● SET TASK:
Print all the entries verbatim.

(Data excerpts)

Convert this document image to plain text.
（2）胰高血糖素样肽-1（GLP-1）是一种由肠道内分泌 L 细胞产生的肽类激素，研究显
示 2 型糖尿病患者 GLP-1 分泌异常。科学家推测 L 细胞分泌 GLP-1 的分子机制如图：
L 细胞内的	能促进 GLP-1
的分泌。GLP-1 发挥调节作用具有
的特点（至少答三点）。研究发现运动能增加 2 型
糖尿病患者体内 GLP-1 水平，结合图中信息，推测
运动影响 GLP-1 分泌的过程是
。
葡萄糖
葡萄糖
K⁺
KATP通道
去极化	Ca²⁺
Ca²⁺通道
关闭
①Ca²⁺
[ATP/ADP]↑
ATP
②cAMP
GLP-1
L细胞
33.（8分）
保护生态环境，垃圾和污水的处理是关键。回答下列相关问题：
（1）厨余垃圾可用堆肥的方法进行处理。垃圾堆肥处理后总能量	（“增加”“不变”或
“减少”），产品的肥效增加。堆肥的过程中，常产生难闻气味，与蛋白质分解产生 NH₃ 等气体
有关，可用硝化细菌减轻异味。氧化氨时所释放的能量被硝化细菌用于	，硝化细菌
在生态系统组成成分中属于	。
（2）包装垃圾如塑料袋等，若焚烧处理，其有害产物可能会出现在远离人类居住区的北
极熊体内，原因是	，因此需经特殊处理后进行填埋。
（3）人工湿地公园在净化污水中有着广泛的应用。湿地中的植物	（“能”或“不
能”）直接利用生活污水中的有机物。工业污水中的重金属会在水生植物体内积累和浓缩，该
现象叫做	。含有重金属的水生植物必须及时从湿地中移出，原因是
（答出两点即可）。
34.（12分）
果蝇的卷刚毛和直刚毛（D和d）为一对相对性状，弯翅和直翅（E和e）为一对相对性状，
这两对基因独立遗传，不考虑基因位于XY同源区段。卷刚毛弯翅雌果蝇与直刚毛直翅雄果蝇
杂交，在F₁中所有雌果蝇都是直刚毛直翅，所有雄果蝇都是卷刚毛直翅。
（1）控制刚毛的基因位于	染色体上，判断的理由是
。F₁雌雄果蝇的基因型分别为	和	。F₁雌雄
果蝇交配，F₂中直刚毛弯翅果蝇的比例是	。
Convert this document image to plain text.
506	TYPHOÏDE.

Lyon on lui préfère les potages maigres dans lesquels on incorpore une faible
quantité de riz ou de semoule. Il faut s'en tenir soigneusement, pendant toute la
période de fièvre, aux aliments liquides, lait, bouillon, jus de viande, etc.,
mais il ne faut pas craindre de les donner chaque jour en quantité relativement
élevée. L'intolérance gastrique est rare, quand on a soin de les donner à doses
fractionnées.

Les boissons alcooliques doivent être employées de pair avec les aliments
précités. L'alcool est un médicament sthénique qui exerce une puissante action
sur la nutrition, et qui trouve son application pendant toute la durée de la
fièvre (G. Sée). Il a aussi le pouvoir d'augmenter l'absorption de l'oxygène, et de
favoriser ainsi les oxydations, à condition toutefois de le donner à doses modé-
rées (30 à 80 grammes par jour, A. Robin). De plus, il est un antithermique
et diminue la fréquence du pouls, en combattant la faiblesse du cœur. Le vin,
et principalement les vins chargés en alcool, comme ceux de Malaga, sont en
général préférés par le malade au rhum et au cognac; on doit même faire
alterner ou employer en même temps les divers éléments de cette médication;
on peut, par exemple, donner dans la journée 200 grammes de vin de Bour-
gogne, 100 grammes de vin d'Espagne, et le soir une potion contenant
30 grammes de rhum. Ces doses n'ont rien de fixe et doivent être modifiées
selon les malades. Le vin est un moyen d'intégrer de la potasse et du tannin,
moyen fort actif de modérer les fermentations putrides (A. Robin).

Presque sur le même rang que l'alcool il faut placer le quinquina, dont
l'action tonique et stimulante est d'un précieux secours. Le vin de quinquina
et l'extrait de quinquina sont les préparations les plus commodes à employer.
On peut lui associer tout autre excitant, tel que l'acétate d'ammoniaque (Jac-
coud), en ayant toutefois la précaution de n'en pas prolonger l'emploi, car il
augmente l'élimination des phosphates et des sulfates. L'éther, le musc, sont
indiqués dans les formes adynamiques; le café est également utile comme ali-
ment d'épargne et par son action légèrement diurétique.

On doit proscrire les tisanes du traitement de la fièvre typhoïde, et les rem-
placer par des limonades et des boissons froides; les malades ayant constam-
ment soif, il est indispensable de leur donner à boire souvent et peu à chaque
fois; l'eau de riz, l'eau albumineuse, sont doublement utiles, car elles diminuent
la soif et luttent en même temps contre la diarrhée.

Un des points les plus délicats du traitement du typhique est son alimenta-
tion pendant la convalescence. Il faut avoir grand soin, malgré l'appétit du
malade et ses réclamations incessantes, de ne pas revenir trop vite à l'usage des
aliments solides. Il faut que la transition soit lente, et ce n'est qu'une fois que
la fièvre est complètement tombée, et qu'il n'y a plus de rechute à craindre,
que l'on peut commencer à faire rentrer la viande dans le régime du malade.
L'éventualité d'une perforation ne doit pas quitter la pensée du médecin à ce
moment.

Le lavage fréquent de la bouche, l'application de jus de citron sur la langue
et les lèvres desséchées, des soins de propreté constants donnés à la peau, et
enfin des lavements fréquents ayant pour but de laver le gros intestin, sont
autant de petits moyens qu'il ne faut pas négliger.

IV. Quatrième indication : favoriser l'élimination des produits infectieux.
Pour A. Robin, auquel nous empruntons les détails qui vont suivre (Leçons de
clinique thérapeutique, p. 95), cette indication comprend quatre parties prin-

● EXERCISE OUTPUT:
Convert this document image to plain text.
（2）胰高血糖素样肽-1（GLP-1）是一种由肠道内分泌 L 细胞产生的肽类激素，研究显
示 2 型糖尿病患者 GLP-1 分泌异常。科学家推测 L 细胞分泌 GLP-1 的分子机制如图：
L 细胞内的	能促进 GLP-1
的分泌。GLP-1 发挥调节作用具有
的特点（至少答三点）。研究发现运动能增加 2 型
糖尿病患者体内 GLP-1 水平，结合图中信息，推测
运动影响 GLP-1 分泌的过程是
。
葡萄糖
葡萄糖
K⁺
KATP通道
去极化	Ca²⁺
Ca²⁺通道
关闭
①Ca²⁺
[ATP/ADP]↑
ATP
②cAMP
GLP-1
L细胞
33.（8分）
保护生态环境，垃圾和污水的处理是关键。回答下列相关问题：
（1）厨余垃圾可用堆肥的方法进行处理。垃圾堆肥处理后总能量	（“增加”“不变”或
“减少”），产品的肥效增加。堆肥的过程中，常产生难闻气味，与蛋白质分解产生 NH₃ 等气体
有关，可用硝化细菌减轻异味。氧化氨时所释放的能量被硝化细菌用于	，硝化细菌
在生态系统组成成分中属于	。
（2）包装垃圾如塑料袋等，若焚烧处理，其有害产物可能会出现在远离人类居住区的北
极熊体内，原因是	，因此需经特殊处理后进行填埋。
（3）人工湿地公园在净化污水中有着广泛的应用。湿地中的植物	（“能”或“不
能”）直接利用生活污水中的有机物。工业污水中的重金属会在水生植物体内积累和浓缩，该
现象叫做	。含有重金属的水生植物必须及时从湿地中移出，原因是
（答出两点即可）。
34.（12分）
果蝇的卷刚毛和直刚毛（D和d）为一对相对性状，弯翅和直翅（E和e）为一对相对性状，
这两对基因独立遗传，不考虑基因位于XY同源区段。卷刚毛弯翅雌果蝇与直刚毛直翅雄果蝇
杂交，在F₁中所有雌果蝇都是直刚毛直翅，所有雄果蝇都是卷刚毛直翅。
（1）控制刚毛的基因位于	染色体上，判断的理由是
。F₁雌雄果蝇的基因型分别为	和	。F₁雌雄
果蝇交配，F₂中直刚毛弯翅果蝇的比例是	。
Convert this document image to plain text.
506	TYPHOÏDE.

Lyon on lui préfère les potages maigres dans lesquels on incorpore une faible
quantité de riz ou de semoule. Il faut s'en tenir soigneusement, pendant toute la
période de fièvre, aux aliments liquides, lait, bouillon, jus de viande, etc.,
mais il ne faut pas craindre de les donner chaque jour en quantité relativement
élevée. L'intolérance gastrique est rare, quand on a soin de les donner à doses
fractionnées.

Les boissons alcooliques doivent être employées de pair avec les aliments
précités. L'alcool est un médicament sthénique qui exerce une puissante action
sur la nutrition, et qui trouve son application pendant toute la durée de la
fièvre (G. Sée). Il a aussi le pouvoir d'augmenter l'absorption de l'oxygène, et de
favoriser ainsi les oxydations, à condition toutefois de le donner à doses modé-
rées (30 à 80 grammes par jour, A. Robin). De plus, il est un antithermique
et diminue la fréquence du pouls, en combattant la faiblesse du cœur. Le vin,
et principalement les vins chargés en alcool, comme ceux de Malaga, sont en
général préférés par le malade au rhum et au cognac; on doit même faire
alterner ou employer en même temps les divers éléments de cette médication;
on peut, par exemple, donner dans la journée 200 grammes de vin de Bour-
gogne, 100 grammes de vin d'Espagne, et le soir une potion contenant
30 grammes de rhum. Ces doses n'ont rien de fixe et doivent être modifiées
selon les malades. Le vin est un moyen d'intégrer de la potasse et du tannin,
moyen fort actif de modérer les fermentations putrides (A. Robin).

Presque sur le même rang que l'alcool il faut placer le quinquina, dont
l'action tonique et stimulante est d'un précieux secours. Le vin de quinquina
et l'extrait de quinquina sont les préparations les plus commodes à employer.
On peut lui associer tout autre excitant, tel que l'acétate d'ammoniaque (Jac-
coud), en ayant toutefois la précaution de n'en pas prolonger l'emploi, car il
augmente l'élimination des phosphates et des sulfates. L'éther, le musc, sont
indiqués dans les formes adynamiques; le café est également utile comme ali-
ment d'épargne et par son action légèrement diurétique.

On doit proscrire les tisanes du traitement de la fièvre typhoïde, et les rem-
placer par des limonades et des boissons froides; les malades ayant constam-
ment soif, il est indispensable de leur donner à boire souvent et peu à chaque
fois; l'eau de riz, l'eau albumineuse, sont doublement utiles, car elles diminuent
la soif et luttent en même temps contre la diarrhée.

Un des points les plus délicats du traitement du typhique est son alimenta-
tion pendant la convalescence. Il faut avoir grand soin, malgré l'appétit du
malade et ses réclamations incessantes, de ne pas revenir trop vite à l'usage des
aliments solides. Il faut que la transition soit lente, et ce n'est qu'une fois que
la fièvre est complètement tombée, et qu'il n'y a plus de rechute à craindre,
que l'on peut commencer à faire rentrer la viande dans le régime du malade.
L'éventualité d'une perforation ne doit pas quitter la pensée du médecin à ce
moment.

Le lavage fréquent de la bouche, l'application de jus de citron sur la langue
et les lèvres desséchées, des soins de propreté constants donnés à la peau, et
enfin des lavements fréquents ayant pour but de laver le gros intestin, sont
autant de petits moyens qu'il ne faut pas négliger.

IV. Quatrième indication : favoriser l'élimination des produits infectieux.
Pour A. Robin, auquel nous empruntons les détails qui vont suivre (Leçons de
clinique thérapeutique, p. 95), cette indication comprend quatre parties prin-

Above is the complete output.